Things to do:
A) Answer these three questions from the forum thread on counting unique vectors below. Mark each answer with the same numeral.
(i) Which standard library algorithm copies the unique vectors into uniqueResponseVectors?
(ii) What size of responseVectors is given for the larger dataset?
(iii) How does the answer describe std::map?
B) Decide whether each statement below agrees with the forum thread on counting unique vectors. Answer yes or no for each, and quote the words from the thread that settle it.
(i) The asker wants a solution that uses only the standard library.
(ii) Manipulating responseVectors directly turned out faster than the first attempt.
(iii) PaulMcKenzie pointed the answerer to the answer by YSC.

Text block:
++++++++++++++++++++

问题
Given a std::vector<std::vector<int>>
:
- I want to output a sorted
std::vector<std::vector<int>>
- that contains only unique
std::vector<int>
- as well as the frequency (i.e., count) of these unique
std::vector<int>
My question is twofold:
- how can I efficiently achieve this relying only on the standard library?
- what is causing the code below to perform poorly?
I tried the following:
std::vector<std::vector<int>> responseVectors
{
{ 2, 3, 2 },
{ 3, 2, 3 },
{ 3, 2, 3 },
{ 3, 3, 3 },
{ 1, 2, 3 },
{ 1, 2, 3 },
{ 1, 2, 3 },
{ 2, 1, 2 },
{ 0, 1, 2 },
{ 2, 3, 2 },
{ 3, 2, 3 },
{ 3, 2, 3 },
{ 3, 3, 3 },
{ 1, 2, 3 },
{ 1, 2, 3 },
{ 1, 2, 3 },
{ 2, 1, 2 },
{ 0, 1, 2 }
};
std::vector<std::vector<int>> uniqueResponseVectors;
uniqueResponseVectors.reserve(responseVectors.size());
std::sort(responseVectors.begin(), responseVectors.end());
std::unique_copy(responseVectors.begin(), responseVectors.end(), std::back_inserter(uniqueResponseVectors));
std::vector<int> freqTotal;
freqTotal.reserve(uniqueResponseVectors.size());
for(auto&& vector : uniqueResponseVectors)
{
int count = std::count(responseVectors.begin(), responseVectors.end(), vector);
freqTotal.push_back(count);
}
And the output should be:
for(auto&& vector : uniqueResponseVectors)
{
for(auto&& value : vector)
{
std::cout << "\t" << value << "\t";
}
std::cout << "\n";
}
// Printed result for the `uniqueResponseVectors`:
//
// 0 1 2
// 1 2 3
// 2 1 2
// 2 3 2
// 3 2 3
// 3 3 3
// Similarly for the `freqTotal`:
//
// 2
// 6
// 2
// 2
// 4
// 2
Additional context:
when I tried the code above against a larger dataset (i.e.,
responseVectors
with a size of 100000 and 12 as the size of eachstd::vector<int>
), it was slow.I also tried to manipulate
responseVectors
directly by callingstd::unique
anderase()
on it, in order avoid creating a copy. Then I used an iterator loop tostd::count
how many times a uniquestd::vector<int>
occurs. However, this proved even slower.
回答1:
user463035818 pointed me to an excellent answer by YSC
and PaulMcKenzie further iterated on the importance of picking the proper data structure(s)
Based on this input, I tried to particularize the solution provided by YSC to my case, in order to better understand what is going on. It boils down to using std::map
which is a sorted associative container:
std::map<std::vector<int>, int> SortAndCountOccurences(std::vector<std::vector<int>>& vectors)

++++++++++++++++++++

Provided material:
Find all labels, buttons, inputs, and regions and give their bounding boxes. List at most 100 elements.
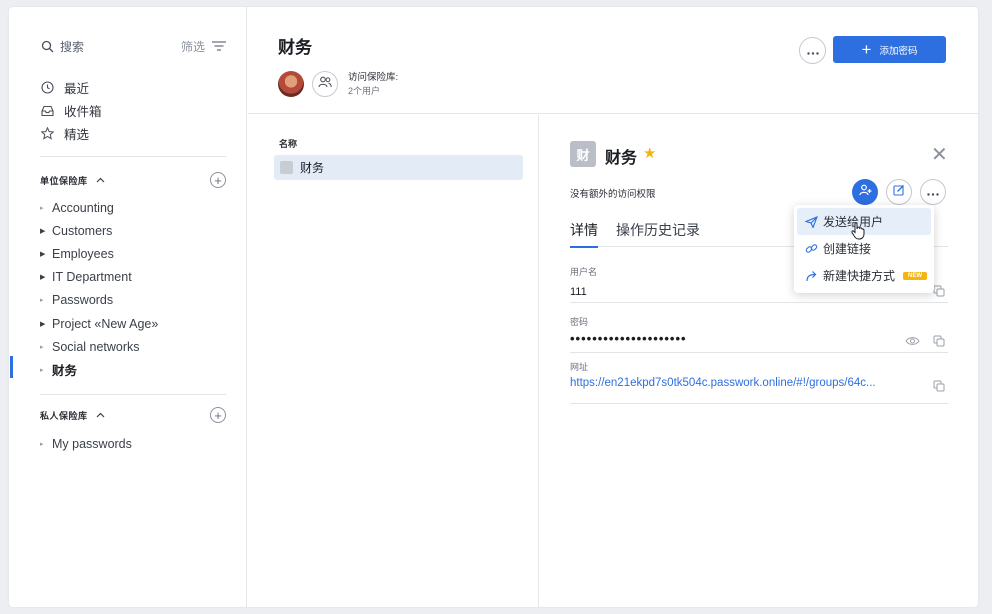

++++++++++++++++++++

Task results:
A)
(i) std::unique_copy
(ii) 100000
(iii) As "a sorted associative container"

B)
(i) Yes: "how can I efficiently achieve this relying only on the standard library?"
(ii) No: "However, this proved even slower."
(iii) No: "user463035818 pointed me to an excellent answer by YSC"